=== ENTRIES SHOWN ===
----------------------------------------
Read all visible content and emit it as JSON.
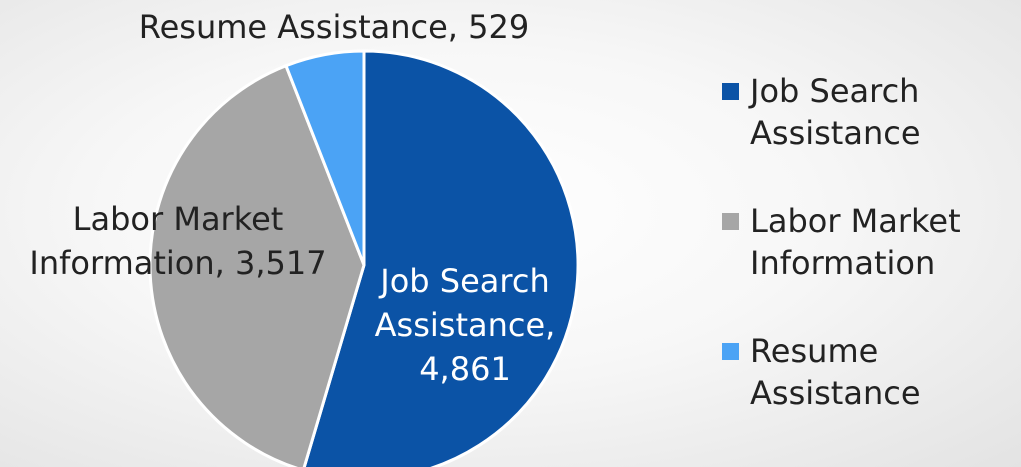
{
  "chart_data": {
    "type": "pie",
    "title": "",
    "slices": [
      {
        "name": "Job Search Assistance",
        "value": 4861,
        "color": "#0B53A6",
        "label_lines": [
          "Job Search",
          "Assistance,",
          "4,861"
        ],
        "label_color": "#ffffff"
      },
      {
        "name": "Labor Market Information",
        "value": 3517,
        "color": "#A6A6A6",
        "label_lines": [
          "Labor Market",
          "Information, 3,517"
        ],
        "label_color": "#222222"
      },
      {
        "name": "Resume Assistance",
        "value": 529,
        "color": "#4BA3F5",
        "label_lines": [
          "Resume Assistance, 529"
        ],
        "label_color": "#222222"
      }
    ],
    "legend_position": "right"
  },
  "legend": {
    "items": [
      {
        "lines": [
          "Job Search",
          "Assistance"
        ],
        "color": "#0B53A6"
      },
      {
        "lines": [
          "Labor Market",
          "Information"
        ],
        "color": "#A6A6A6"
      },
      {
        "lines": [
          "Resume",
          "Assistance"
        ],
        "color": "#4BA3F5"
      }
    ]
  }
}
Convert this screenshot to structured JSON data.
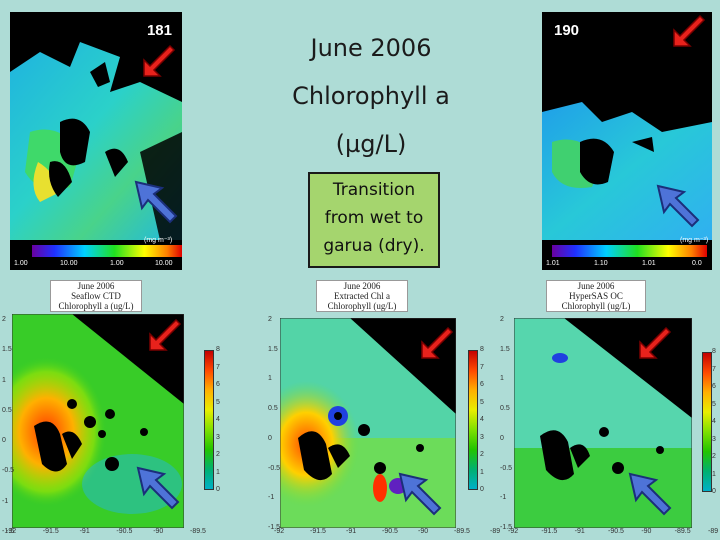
{
  "title": {
    "line1": "June 2006",
    "line2": "Chlorophyll a",
    "line3": "(µg/L)"
  },
  "note": {
    "line1": "Transition",
    "line2": "from wet to",
    "line3": "garua (dry)."
  },
  "satellite_left": {
    "day_label": "181",
    "unit": "(mg m⁻³)",
    "scale_ticks": [
      "1.00",
      "10.00",
      "1.00",
      "10.00"
    ]
  },
  "satellite_right": {
    "day_label": "190",
    "unit": "(mg m⁻³)",
    "scale_ticks": [
      "1.01",
      "1.10",
      "1.01",
      "0.0"
    ]
  },
  "plots": [
    {
      "title": [
        "June 2006",
        "Seaflow CTD",
        "Chlorophyll a (ug/L)"
      ],
      "y_ticks": [
        "2",
        "1.5",
        "1",
        "0.5",
        "0",
        "-0.5",
        "-1",
        "-1.5"
      ],
      "x_ticks": [
        "-92",
        "-91.5",
        "-91",
        "-90.5",
        "-90",
        "-89.5"
      ],
      "cbar_ticks": [
        "8",
        "7",
        "6",
        "5",
        "4",
        "3",
        "2",
        "1",
        "0"
      ]
    },
    {
      "title": [
        "June 2006",
        "Extracted Chl a",
        "Chlorophyll (ug/L)"
      ],
      "y_ticks": [
        "2",
        "1.5",
        "1",
        "0.5",
        "0",
        "-0.5",
        "-1",
        "-1.5"
      ],
      "x_ticks": [
        "-92",
        "-91.5",
        "-91",
        "-90.5",
        "-90",
        "-89.5",
        "-89"
      ],
      "cbar_ticks": [
        "8",
        "7",
        "6",
        "5",
        "4",
        "3",
        "2",
        "1",
        "0"
      ]
    },
    {
      "title": [
        "June 2006",
        "HyperSAS OC",
        "Chlorophyll (ug/L)"
      ],
      "y_ticks": [
        "2",
        "1.5",
        "1",
        "0.5",
        "0",
        "-0.5",
        "-1",
        "-1.5"
      ],
      "x_ticks": [
        "-92",
        "-91.5",
        "-91",
        "-90.5",
        "-90",
        "-89.5",
        "-89"
      ],
      "cbar_ticks": [
        "8",
        "7",
        "6",
        "5",
        "4",
        "3",
        "2",
        "1",
        "0"
      ]
    }
  ],
  "colors": {
    "background": "#aedcd6",
    "note_bg": "#a5d56e",
    "red_arrow": "#e8221c",
    "blue_arrow": "#3a5fc8"
  }
}
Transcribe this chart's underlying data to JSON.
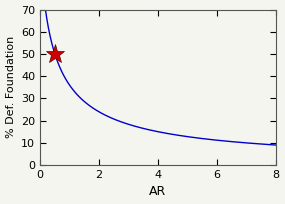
{
  "title": "",
  "xlabel": "AR",
  "ylabel": "% Def. Foundation",
  "xlim": [
    0,
    8
  ],
  "ylim": [
    0,
    70
  ],
  "xticks": [
    0,
    2,
    4,
    6,
    8
  ],
  "yticks": [
    0,
    10,
    20,
    30,
    40,
    50,
    60,
    70
  ],
  "line_color": "#0000cc",
  "star_x": 0.5,
  "star_y": 50,
  "star_color": "#cc0000",
  "background_color": "#f5f5f0",
  "curve_start": 0.18,
  "curve_A": 100,
  "curve_k": 1.333,
  "curve_n": 1.5
}
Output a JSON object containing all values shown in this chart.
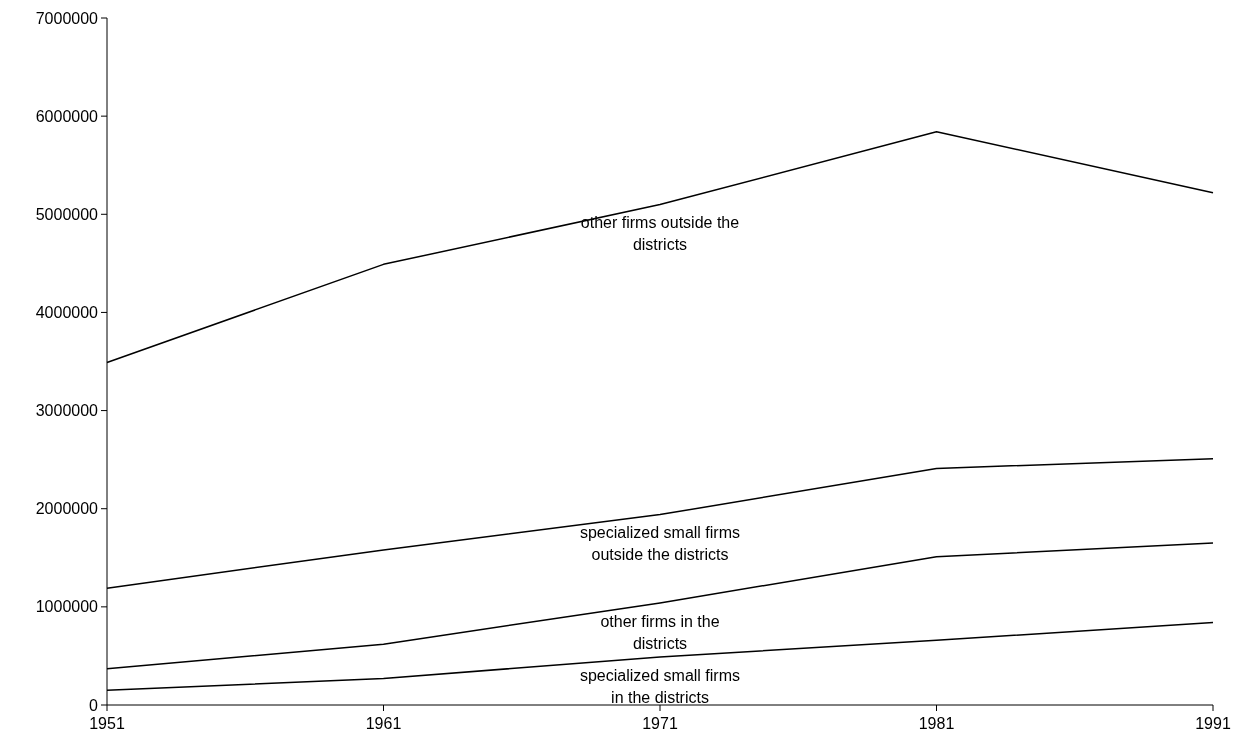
{
  "chart_data": {
    "type": "line",
    "x": [
      1951,
      1961,
      1971,
      1981,
      1991
    ],
    "xlim": [
      1951,
      1991
    ],
    "xticks": [
      1951,
      1961,
      1971,
      1981,
      1991
    ],
    "ylim": [
      0,
      7000000
    ],
    "yticks": [
      0,
      1000000,
      2000000,
      3000000,
      4000000,
      5000000,
      6000000,
      7000000
    ],
    "grid": false,
    "marker": "none",
    "line_style": "solid",
    "series": [
      {
        "name": "specialized small firms in the districts",
        "color": "#000000",
        "values": [
          150000,
          270000,
          490000,
          660000,
          840000
        ]
      },
      {
        "name": "other firms in the districts",
        "color": "#000000",
        "values": [
          370000,
          620000,
          1040000,
          1510000,
          1650000
        ]
      },
      {
        "name": "specialized small firms outside the districts",
        "color": "#000000",
        "values": [
          1190000,
          1580000,
          1940000,
          2410000,
          2510000
        ]
      },
      {
        "name": "other firms outside the districts",
        "color": "#000000",
        "values": [
          3490000,
          4490000,
          5100000,
          5840000,
          5220000
        ]
      }
    ]
  }
}
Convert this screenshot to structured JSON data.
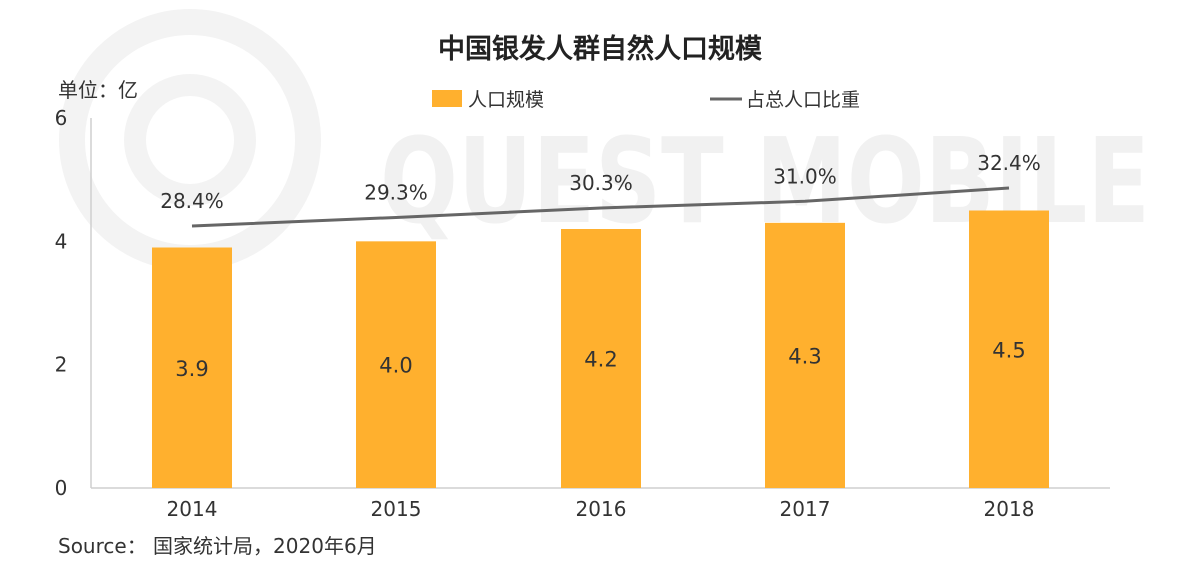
----------------------------------------
=== WHAT THE TASK ASKS ===
Check every line of the entries above for the word "Chlorophyll" and report how many lines contain it, giving the number only.

=== TASK OUTPUT ===
4